**EXERCISE:** Note each line of the listing that contains the string "value", and copy it.

**RECORD SET:**

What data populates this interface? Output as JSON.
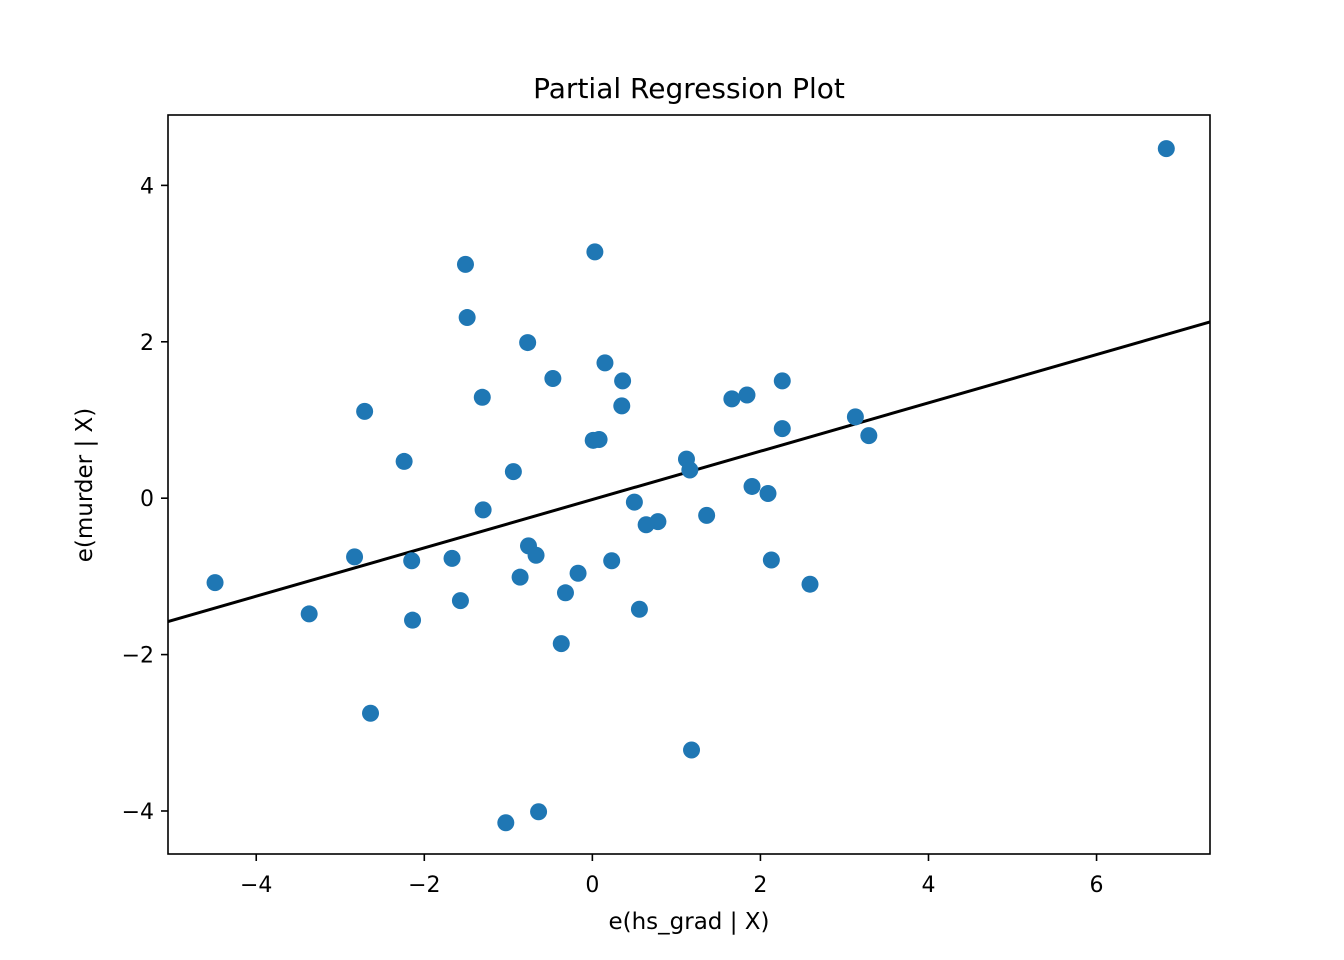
{
  "chart_data": {
    "type": "scatter",
    "title": "Partial Regression Plot",
    "xlabel": "e(hs_grad | X)",
    "ylabel": "e(murder | X)",
    "xlim": [
      -5.05,
      7.35
    ],
    "ylim": [
      -4.55,
      4.9
    ],
    "xticks": [
      -4,
      -2,
      0,
      2,
      4,
      6
    ],
    "yticks": [
      -4,
      -2,
      0,
      2,
      4
    ],
    "xtick_labels": [
      "−4",
      "−2",
      "0",
      "2",
      "4",
      "6"
    ],
    "ytick_labels": [
      "−4",
      "−2",
      "0",
      "2",
      "4"
    ],
    "grid": false,
    "point_color": "#1f77b4",
    "line_color": "#000000",
    "fit_line": {
      "intercept": -0.0174,
      "slope": 0.309
    },
    "points": [
      {
        "x": 6.83,
        "y": 4.47
      },
      {
        "x": 0.03,
        "y": 3.15
      },
      {
        "x": -1.51,
        "y": 2.99
      },
      {
        "x": -1.49,
        "y": 2.31
      },
      {
        "x": -0.77,
        "y": 1.99
      },
      {
        "x": 0.15,
        "y": 1.73
      },
      {
        "x": -0.47,
        "y": 1.53
      },
      {
        "x": 0.36,
        "y": 1.5
      },
      {
        "x": 2.26,
        "y": 1.5
      },
      {
        "x": 1.84,
        "y": 1.32
      },
      {
        "x": -1.31,
        "y": 1.29
      },
      {
        "x": 1.66,
        "y": 1.27
      },
      {
        "x": 0.35,
        "y": 1.18
      },
      {
        "x": -2.71,
        "y": 1.11
      },
      {
        "x": 3.13,
        "y": 1.04
      },
      {
        "x": 2.26,
        "y": 0.89
      },
      {
        "x": 3.29,
        "y": 0.8
      },
      {
        "x": 0.08,
        "y": 0.75
      },
      {
        "x": 0.01,
        "y": 0.74
      },
      {
        "x": 1.12,
        "y": 0.5
      },
      {
        "x": -2.24,
        "y": 0.47
      },
      {
        "x": 1.16,
        "y": 0.36
      },
      {
        "x": -0.94,
        "y": 0.34
      },
      {
        "x": 1.9,
        "y": 0.15
      },
      {
        "x": 2.09,
        "y": 0.06
      },
      {
        "x": 0.5,
        "y": -0.05
      },
      {
        "x": -1.3,
        "y": -0.15
      },
      {
        "x": 1.36,
        "y": -0.22
      },
      {
        "x": 0.78,
        "y": -0.3
      },
      {
        "x": 0.64,
        "y": -0.34
      },
      {
        "x": -0.76,
        "y": -0.61
      },
      {
        "x": -0.67,
        "y": -0.73
      },
      {
        "x": -2.83,
        "y": -0.75
      },
      {
        "x": -1.67,
        "y": -0.77
      },
      {
        "x": 2.13,
        "y": -0.79
      },
      {
        "x": -2.15,
        "y": -0.8
      },
      {
        "x": 0.23,
        "y": -0.8
      },
      {
        "x": -0.17,
        "y": -0.96
      },
      {
        "x": -0.86,
        "y": -1.01
      },
      {
        "x": -4.49,
        "y": -1.08
      },
      {
        "x": 2.59,
        "y": -1.1
      },
      {
        "x": -0.32,
        "y": -1.21
      },
      {
        "x": -1.57,
        "y": -1.31
      },
      {
        "x": 0.56,
        "y": -1.42
      },
      {
        "x": -3.37,
        "y": -1.48
      },
      {
        "x": -2.14,
        "y": -1.56
      },
      {
        "x": -0.37,
        "y": -1.86
      },
      {
        "x": -2.64,
        "y": -2.75
      },
      {
        "x": 1.18,
        "y": -3.22
      },
      {
        "x": -0.64,
        "y": -4.01
      },
      {
        "x": -1.03,
        "y": -4.15
      }
    ]
  }
}
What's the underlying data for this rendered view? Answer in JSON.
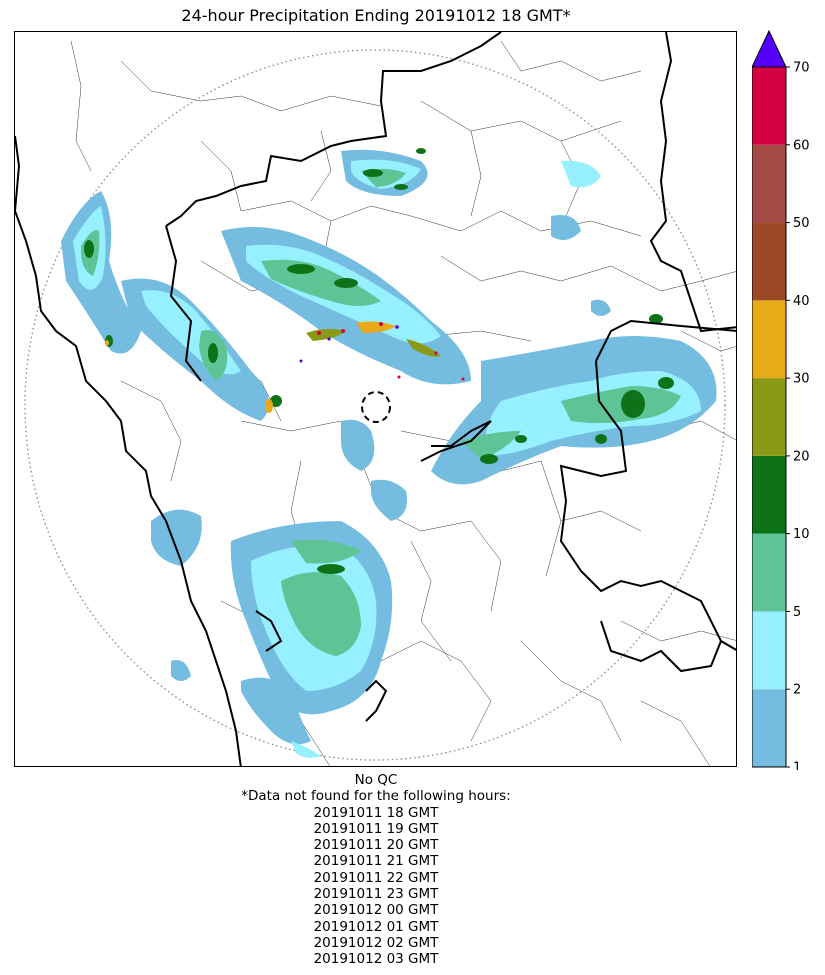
{
  "title": "24-hour Precipitation Ending 20191012 18 GMT*",
  "qc_note": "No QC",
  "missing_note": "*Data not found for the following hours:",
  "missing_hours": [
    "20191011 18 GMT",
    "20191011 19 GMT",
    "20191011 20 GMT",
    "20191011 21 GMT",
    "20191011 22 GMT",
    "20191011 23 GMT",
    "20191012 00 GMT",
    "20191012 01 GMT",
    "20191012 02 GMT",
    "20191012 03 GMT"
  ],
  "colorbar": {
    "levels": [
      "1",
      "2",
      "5",
      "10",
      "20",
      "30",
      "40",
      "50",
      "60",
      "70"
    ],
    "colors": [
      "#74bde0",
      "#96f0ff",
      "#5ec496",
      "#0e7318",
      "#8b9a16",
      "#e8aa18",
      "#9c4a25",
      "#a24a43",
      "#d40044"
    ],
    "extend_color": "#5500ff"
  },
  "map": {
    "precip_colors": {
      "light": "#74bde0",
      "cyan": "#96f0ff",
      "seagreen": "#5ec496",
      "darkgreen": "#0e7318",
      "olive": "#8b9a16",
      "orange": "#e8aa18",
      "red": "#d40044",
      "purple": "#5500ff"
    },
    "coast_color": "#000000",
    "range_ring_color": "#888888"
  }
}
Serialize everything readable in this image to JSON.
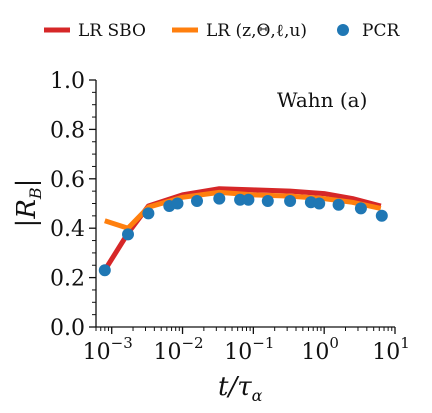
{
  "chart_data": {
    "type": "line",
    "title": "",
    "annotation": "Wahn (a)",
    "xlabel": "t/τα",
    "xlabel_main": "t/τ",
    "xlabel_sub": "α",
    "ylabel": "|R_B|",
    "ylabel_main": "|R",
    "ylabel_sub": "B",
    "ylabel_close": "|",
    "xscale": "log",
    "xlim": [
      0.0006,
      10
    ],
    "ylim": [
      0.0,
      1.0
    ],
    "x_ticks": [
      {
        "value": 0.001,
        "base": "10",
        "exp": "−3"
      },
      {
        "value": 0.01,
        "base": "10",
        "exp": "−2"
      },
      {
        "value": 0.1,
        "base": "10",
        "exp": "−1"
      },
      {
        "value": 1,
        "base": "10",
        "exp": "0"
      },
      {
        "value": 10,
        "base": "10",
        "exp": "1"
      }
    ],
    "y_ticks": [
      {
        "value": 0.0,
        "label": "0.0"
      },
      {
        "value": 0.2,
        "label": "0.2"
      },
      {
        "value": 0.4,
        "label": "0.4"
      },
      {
        "value": 0.6,
        "label": "0.6"
      },
      {
        "value": 0.8,
        "label": "0.8"
      },
      {
        "value": 1.0,
        "label": "1.0"
      }
    ],
    "legend_position": "top",
    "series": [
      {
        "name": "LR SBO",
        "kind": "line",
        "color": "#d62728",
        "points": [
          [
            0.0008,
            0.23
          ],
          [
            0.0017,
            0.38
          ],
          [
            0.0033,
            0.49
          ],
          [
            0.01,
            0.535
          ],
          [
            0.033,
            0.56
          ],
          [
            0.1,
            0.555
          ],
          [
            0.33,
            0.55
          ],
          [
            1.0,
            0.54
          ],
          [
            2.5,
            0.52
          ],
          [
            6.3,
            0.49
          ]
        ]
      },
      {
        "name": "LR (z,Θ,ℓ,u)",
        "kind": "line",
        "color": "#ff7f0e",
        "points": [
          [
            0.0008,
            0.43
          ],
          [
            0.0017,
            0.4
          ],
          [
            0.0033,
            0.485
          ],
          [
            0.01,
            0.525
          ],
          [
            0.033,
            0.545
          ],
          [
            0.1,
            0.535
          ],
          [
            0.33,
            0.53
          ],
          [
            1.0,
            0.52
          ],
          [
            2.5,
            0.505
          ],
          [
            6.3,
            0.48
          ]
        ]
      },
      {
        "name": "PCR",
        "kind": "scatter",
        "color": "#1f77b4",
        "points": [
          [
            0.0008,
            0.23
          ],
          [
            0.0017,
            0.375
          ],
          [
            0.0033,
            0.46
          ],
          [
            0.0065,
            0.49
          ],
          [
            0.0085,
            0.5
          ],
          [
            0.016,
            0.51
          ],
          [
            0.033,
            0.52
          ],
          [
            0.065,
            0.515
          ],
          [
            0.085,
            0.515
          ],
          [
            0.16,
            0.51
          ],
          [
            0.33,
            0.51
          ],
          [
            0.65,
            0.505
          ],
          [
            0.85,
            0.5
          ],
          [
            1.6,
            0.495
          ],
          [
            3.3,
            0.48
          ],
          [
            6.5,
            0.45
          ]
        ]
      }
    ]
  }
}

**TASK SOLUTION:**
        "value": 0.001,
        "value": 0.01,
        "value": 0.1,
        "value": 1,
        "value": 10,
        "value": 0.0,
        "value": 0.2,
        "value": 0.4,
        "value": 0.6,
        "value": 0.8,
        "value": 1.0,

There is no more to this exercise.